## [Directions for this task]
Copy out each line that includes the word "hands".

(Recorded data)
_ _ _ _

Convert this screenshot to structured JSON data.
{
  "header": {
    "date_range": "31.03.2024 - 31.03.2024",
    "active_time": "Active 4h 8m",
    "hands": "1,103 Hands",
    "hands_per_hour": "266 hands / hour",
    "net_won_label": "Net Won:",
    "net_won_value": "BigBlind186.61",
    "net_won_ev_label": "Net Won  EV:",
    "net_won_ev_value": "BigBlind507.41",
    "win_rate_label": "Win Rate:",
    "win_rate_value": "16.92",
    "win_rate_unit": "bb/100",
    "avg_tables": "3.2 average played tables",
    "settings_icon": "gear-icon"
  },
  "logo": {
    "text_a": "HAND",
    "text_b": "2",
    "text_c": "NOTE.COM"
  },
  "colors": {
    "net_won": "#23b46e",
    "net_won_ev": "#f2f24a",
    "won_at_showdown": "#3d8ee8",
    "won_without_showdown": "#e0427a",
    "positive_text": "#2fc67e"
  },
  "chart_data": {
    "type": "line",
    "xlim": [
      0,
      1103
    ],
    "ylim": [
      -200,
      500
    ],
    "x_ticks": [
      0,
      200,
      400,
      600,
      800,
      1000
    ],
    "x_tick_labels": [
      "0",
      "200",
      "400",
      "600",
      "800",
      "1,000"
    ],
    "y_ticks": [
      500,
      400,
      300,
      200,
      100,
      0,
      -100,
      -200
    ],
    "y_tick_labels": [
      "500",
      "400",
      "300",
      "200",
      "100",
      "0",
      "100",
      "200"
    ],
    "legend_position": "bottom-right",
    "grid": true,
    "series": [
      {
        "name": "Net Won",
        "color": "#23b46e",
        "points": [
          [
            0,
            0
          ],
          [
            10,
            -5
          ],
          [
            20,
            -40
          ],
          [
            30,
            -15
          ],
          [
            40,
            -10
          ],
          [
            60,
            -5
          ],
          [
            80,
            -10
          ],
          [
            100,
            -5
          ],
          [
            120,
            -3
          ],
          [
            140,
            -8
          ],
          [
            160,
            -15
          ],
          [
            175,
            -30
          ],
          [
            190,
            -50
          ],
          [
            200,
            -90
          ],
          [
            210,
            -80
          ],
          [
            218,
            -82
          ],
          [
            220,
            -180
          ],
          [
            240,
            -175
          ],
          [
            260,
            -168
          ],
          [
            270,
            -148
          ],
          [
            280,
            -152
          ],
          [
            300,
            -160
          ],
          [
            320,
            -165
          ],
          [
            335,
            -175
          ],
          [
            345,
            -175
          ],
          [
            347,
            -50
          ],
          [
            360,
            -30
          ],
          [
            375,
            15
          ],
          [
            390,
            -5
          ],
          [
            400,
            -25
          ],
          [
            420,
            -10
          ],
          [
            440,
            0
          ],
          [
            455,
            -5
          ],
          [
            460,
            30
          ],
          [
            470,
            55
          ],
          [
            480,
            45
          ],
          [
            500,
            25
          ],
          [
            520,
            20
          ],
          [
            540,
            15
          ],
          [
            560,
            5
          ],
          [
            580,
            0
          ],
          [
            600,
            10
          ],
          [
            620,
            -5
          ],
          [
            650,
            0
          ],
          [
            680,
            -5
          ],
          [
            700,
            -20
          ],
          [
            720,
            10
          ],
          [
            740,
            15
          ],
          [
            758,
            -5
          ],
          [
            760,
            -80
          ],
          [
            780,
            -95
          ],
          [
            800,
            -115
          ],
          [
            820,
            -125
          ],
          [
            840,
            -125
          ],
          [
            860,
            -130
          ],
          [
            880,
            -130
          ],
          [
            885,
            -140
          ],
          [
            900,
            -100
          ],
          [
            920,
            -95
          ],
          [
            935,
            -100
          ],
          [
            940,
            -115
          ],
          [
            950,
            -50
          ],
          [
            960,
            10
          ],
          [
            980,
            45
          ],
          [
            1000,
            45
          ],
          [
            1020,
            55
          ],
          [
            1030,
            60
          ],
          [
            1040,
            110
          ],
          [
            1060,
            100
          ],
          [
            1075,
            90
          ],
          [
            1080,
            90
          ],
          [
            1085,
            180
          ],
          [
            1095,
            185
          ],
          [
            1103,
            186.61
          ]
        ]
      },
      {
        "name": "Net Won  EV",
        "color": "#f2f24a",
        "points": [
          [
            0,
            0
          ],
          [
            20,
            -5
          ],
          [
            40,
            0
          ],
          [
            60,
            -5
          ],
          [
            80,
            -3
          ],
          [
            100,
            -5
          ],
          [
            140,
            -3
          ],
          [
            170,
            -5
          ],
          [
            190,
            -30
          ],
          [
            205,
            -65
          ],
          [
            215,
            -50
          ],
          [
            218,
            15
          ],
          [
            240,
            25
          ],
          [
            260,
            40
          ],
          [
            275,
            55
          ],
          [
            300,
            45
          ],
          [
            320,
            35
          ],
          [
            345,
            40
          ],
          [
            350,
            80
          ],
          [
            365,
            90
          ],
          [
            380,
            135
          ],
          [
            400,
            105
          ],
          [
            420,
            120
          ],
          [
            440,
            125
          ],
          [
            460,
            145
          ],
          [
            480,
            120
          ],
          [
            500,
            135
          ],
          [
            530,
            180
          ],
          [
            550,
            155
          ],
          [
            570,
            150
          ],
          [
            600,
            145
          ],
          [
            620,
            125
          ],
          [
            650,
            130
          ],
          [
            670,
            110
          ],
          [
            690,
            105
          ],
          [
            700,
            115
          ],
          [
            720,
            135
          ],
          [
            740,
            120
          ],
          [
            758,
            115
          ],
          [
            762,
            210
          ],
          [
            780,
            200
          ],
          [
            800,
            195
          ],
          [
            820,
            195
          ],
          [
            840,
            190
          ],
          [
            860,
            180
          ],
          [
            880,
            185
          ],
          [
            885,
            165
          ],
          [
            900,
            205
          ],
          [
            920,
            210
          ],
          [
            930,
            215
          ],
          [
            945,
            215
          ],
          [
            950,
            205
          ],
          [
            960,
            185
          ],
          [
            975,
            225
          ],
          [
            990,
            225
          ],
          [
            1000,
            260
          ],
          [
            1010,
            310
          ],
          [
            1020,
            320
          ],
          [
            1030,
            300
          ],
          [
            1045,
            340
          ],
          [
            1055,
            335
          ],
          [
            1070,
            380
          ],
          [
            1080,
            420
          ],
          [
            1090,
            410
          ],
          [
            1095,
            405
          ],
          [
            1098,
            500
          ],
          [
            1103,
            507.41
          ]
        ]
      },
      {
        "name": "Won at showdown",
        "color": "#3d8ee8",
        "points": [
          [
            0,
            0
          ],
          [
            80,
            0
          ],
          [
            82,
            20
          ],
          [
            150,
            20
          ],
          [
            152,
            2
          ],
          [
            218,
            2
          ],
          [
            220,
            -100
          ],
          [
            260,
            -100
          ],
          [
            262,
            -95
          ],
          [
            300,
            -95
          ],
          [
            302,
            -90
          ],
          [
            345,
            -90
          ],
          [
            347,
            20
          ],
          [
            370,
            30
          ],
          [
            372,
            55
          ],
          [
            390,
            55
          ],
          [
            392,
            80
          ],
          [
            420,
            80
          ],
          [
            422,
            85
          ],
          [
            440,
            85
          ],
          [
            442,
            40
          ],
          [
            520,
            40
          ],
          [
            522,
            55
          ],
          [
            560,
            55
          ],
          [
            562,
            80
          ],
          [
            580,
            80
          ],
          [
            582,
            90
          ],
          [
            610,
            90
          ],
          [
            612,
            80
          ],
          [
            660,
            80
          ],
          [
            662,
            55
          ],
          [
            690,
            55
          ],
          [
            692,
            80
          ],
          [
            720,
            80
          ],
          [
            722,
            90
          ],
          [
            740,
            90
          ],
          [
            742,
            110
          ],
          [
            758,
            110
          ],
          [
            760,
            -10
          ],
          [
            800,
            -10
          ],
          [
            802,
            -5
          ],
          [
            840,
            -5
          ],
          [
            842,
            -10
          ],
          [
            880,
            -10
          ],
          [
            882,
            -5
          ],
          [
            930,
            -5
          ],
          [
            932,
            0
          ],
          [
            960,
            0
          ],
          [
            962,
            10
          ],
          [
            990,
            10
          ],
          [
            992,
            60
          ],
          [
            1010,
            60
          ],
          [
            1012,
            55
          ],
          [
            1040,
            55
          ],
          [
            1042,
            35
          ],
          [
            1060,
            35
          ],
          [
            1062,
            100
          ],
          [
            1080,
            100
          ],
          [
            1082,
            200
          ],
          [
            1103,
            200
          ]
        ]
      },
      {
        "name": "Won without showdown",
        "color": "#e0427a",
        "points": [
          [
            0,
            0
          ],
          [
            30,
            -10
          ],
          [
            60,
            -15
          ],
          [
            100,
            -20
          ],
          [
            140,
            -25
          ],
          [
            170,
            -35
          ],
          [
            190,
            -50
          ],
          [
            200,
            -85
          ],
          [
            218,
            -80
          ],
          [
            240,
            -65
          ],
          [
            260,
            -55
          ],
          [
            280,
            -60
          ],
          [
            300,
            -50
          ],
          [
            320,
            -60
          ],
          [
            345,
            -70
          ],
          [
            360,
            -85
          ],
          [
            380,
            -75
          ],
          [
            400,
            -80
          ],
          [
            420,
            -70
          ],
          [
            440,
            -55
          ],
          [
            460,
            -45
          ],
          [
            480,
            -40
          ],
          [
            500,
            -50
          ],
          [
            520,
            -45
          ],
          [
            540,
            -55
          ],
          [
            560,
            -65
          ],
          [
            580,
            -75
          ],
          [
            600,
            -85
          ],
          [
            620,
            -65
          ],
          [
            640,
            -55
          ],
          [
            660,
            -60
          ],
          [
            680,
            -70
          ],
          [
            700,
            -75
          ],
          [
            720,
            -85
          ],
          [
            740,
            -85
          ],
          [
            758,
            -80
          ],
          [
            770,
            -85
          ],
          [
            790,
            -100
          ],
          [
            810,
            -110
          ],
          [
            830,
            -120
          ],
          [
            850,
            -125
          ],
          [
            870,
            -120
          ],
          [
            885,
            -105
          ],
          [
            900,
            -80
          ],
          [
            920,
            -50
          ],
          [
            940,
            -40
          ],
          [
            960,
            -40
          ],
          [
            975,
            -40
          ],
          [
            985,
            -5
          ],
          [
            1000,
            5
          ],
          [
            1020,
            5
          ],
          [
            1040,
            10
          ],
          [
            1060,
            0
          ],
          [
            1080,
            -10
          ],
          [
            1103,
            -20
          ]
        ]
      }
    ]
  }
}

_ _ _ _

## [Result of the task]
    "hands": "1,103 Hands",
    "hands_per_hour": "266 hands / hour",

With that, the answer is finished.